▸ **Goal**: Gather up every line that includes the string "text".

▸ **Records provided**:
____

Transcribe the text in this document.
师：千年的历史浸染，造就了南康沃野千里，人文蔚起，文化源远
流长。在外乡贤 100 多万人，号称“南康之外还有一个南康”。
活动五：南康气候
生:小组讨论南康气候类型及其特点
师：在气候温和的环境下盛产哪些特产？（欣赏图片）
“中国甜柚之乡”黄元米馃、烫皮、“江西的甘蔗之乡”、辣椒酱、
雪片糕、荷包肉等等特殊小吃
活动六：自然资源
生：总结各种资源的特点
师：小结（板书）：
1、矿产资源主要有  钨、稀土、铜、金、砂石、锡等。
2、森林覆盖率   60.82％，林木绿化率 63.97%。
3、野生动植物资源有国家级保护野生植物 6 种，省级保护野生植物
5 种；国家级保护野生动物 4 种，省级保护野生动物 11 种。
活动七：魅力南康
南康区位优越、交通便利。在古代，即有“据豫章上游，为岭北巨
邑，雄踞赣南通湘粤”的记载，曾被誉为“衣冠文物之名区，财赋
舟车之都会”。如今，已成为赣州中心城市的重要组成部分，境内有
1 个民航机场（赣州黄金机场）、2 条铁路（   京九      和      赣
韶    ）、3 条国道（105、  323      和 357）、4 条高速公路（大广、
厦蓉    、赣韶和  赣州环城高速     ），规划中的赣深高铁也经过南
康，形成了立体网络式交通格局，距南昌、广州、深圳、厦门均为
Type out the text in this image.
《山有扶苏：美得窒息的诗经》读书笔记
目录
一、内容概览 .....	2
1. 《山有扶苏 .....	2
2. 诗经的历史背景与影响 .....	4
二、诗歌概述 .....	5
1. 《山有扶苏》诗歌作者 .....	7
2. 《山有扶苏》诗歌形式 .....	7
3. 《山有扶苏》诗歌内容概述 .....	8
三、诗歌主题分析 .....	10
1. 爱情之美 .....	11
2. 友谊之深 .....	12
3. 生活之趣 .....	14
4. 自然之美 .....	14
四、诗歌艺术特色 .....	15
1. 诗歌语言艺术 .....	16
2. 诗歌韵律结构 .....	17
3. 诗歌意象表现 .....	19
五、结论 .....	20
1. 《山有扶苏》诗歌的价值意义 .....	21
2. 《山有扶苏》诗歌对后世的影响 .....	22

____

▸ **Worked answer**:
Transcribe the text in this document.
Type out the text in this image.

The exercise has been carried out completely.